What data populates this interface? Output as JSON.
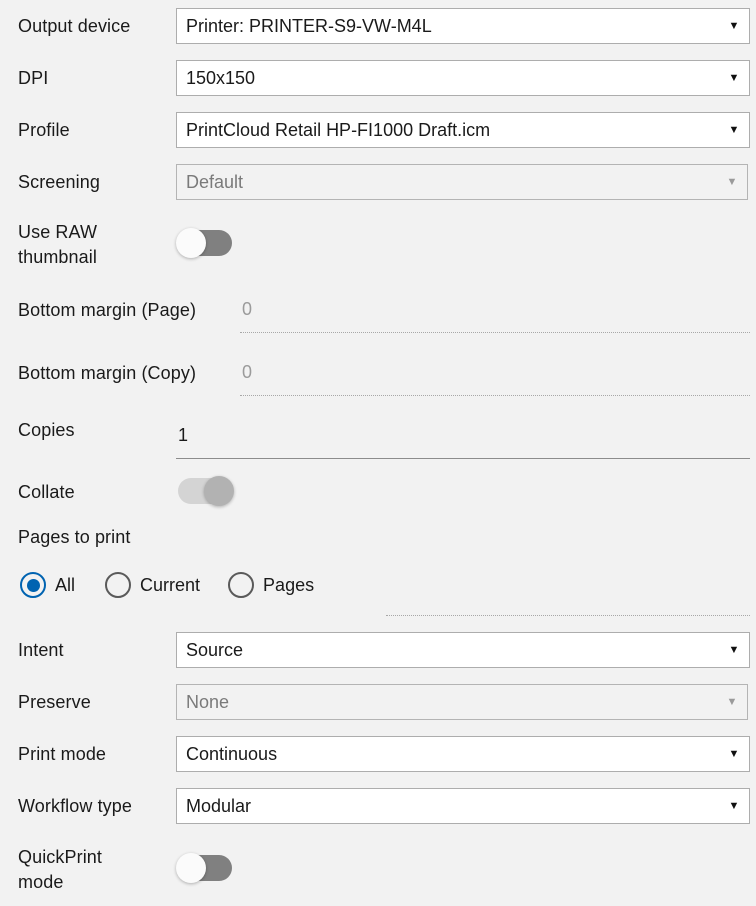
{
  "form": {
    "rows": [
      {
        "label": "Output device",
        "control": "dropdown",
        "value": "Printer: PRINTER-S9-VW-M4L",
        "enabled": true
      },
      {
        "label": "DPI",
        "control": "dropdown",
        "value": "150x150",
        "enabled": true
      },
      {
        "label": "Profile",
        "control": "dropdown",
        "value": "PrintCloud Retail HP-FI1000 Draft.icm",
        "enabled": true
      },
      {
        "label": "Screening",
        "control": "dropdown",
        "value": "Default",
        "enabled": false
      },
      {
        "label": "Use RAW\nthumbnail",
        "control": "toggle",
        "state": "off",
        "enabled": true
      },
      {
        "label": "Bottom margin (Page)",
        "control": "textfield",
        "value": "0",
        "enabled": false
      },
      {
        "label": "Bottom margin (Copy)",
        "control": "textfield",
        "value": "0",
        "enabled": false
      },
      {
        "label": "Copies",
        "control": "textfield",
        "value": "1",
        "enabled": true
      },
      {
        "label": "Collate",
        "control": "toggle",
        "state": "on",
        "enabled": false
      },
      {
        "label": "Pages to print",
        "control": "radiogroup"
      },
      {
        "label": "Intent",
        "control": "dropdown",
        "value": "Source",
        "enabled": true
      },
      {
        "label": "Preserve",
        "control": "dropdown",
        "value": "None",
        "enabled": false
      },
      {
        "label": "Print mode",
        "control": "dropdown",
        "value": "Continuous",
        "enabled": true
      },
      {
        "label": "Workflow type",
        "control": "dropdown",
        "value": "Modular",
        "enabled": true
      },
      {
        "label": "QuickPrint\nmode",
        "control": "toggle",
        "state": "off",
        "enabled": true
      }
    ],
    "pages_to_print": {
      "options": [
        {
          "label": "All",
          "checked": true
        },
        {
          "label": "Current",
          "checked": false
        },
        {
          "label": "Pages",
          "checked": false
        }
      ],
      "range_value": ""
    },
    "dropdown_arrow_glyph": "▼"
  },
  "colors": {
    "background": "#f2f2f2",
    "accent": "#0063b1",
    "text": "#1a1a1a",
    "disabled_text": "#9b9b9b",
    "border": "#adadad",
    "toggle_off_track": "#808080",
    "toggle_on_disabled_track": "#d4d4d4"
  }
}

## Task brief
Copy the material shown above in full and exactly. Skip the pictures.

## Output of the exercise
What data populates this interface? Output as JSON.
{
  "form": {
    "rows": [
      {
        "label": "Output device",
        "control": "dropdown",
        "value": "Printer: PRINTER-S9-VW-M4L",
        "enabled": true
      },
      {
        "label": "DPI",
        "control": "dropdown",
        "value": "150x150",
        "enabled": true
      },
      {
        "label": "Profile",
        "control": "dropdown",
        "value": "PrintCloud Retail HP-FI1000 Draft.icm",
        "enabled": true
      },
      {
        "label": "Screening",
        "control": "dropdown",
        "value": "Default",
        "enabled": false
      },
      {
        "label": "Use RAW\nthumbnail",
        "control": "toggle",
        "state": "off",
        "enabled": true
      },
      {
        "label": "Bottom margin (Page)",
        "control": "textfield",
        "value": "0",
        "enabled": false
      },
      {
        "label": "Bottom margin (Copy)",
        "control": "textfield",
        "value": "0",
        "enabled": false
      },
      {
        "label": "Copies",
        "control": "textfield",
        "value": "1",
        "enabled": true
      },
      {
        "label": "Collate",
        "control": "toggle",
        "state": "on",
        "enabled": false
      },
      {
        "label": "Pages to print",
        "control": "radiogroup"
      },
      {
        "label": "Intent",
        "control": "dropdown",
        "value": "Source",
        "enabled": true
      },
      {
        "label": "Preserve",
        "control": "dropdown",
        "value": "None",
        "enabled": false
      },
      {
        "label": "Print mode",
        "control": "dropdown",
        "value": "Continuous",
        "enabled": true
      },
      {
        "label": "Workflow type",
        "control": "dropdown",
        "value": "Modular",
        "enabled": true
      },
      {
        "label": "QuickPrint\nmode",
        "control": "toggle",
        "state": "off",
        "enabled": true
      }
    ],
    "pages_to_print": {
      "options": [
        {
          "label": "All",
          "checked": true
        },
        {
          "label": "Current",
          "checked": false
        },
        {
          "label": "Pages",
          "checked": false
        }
      ],
      "range_value": ""
    },
    "dropdown_arrow_glyph": "▼"
  },
  "colors": {
    "background": "#f2f2f2",
    "accent": "#0063b1",
    "text": "#1a1a1a",
    "disabled_text": "#9b9b9b",
    "border": "#adadad",
    "toggle_off_track": "#808080",
    "toggle_on_disabled_track": "#d4d4d4"
  }
}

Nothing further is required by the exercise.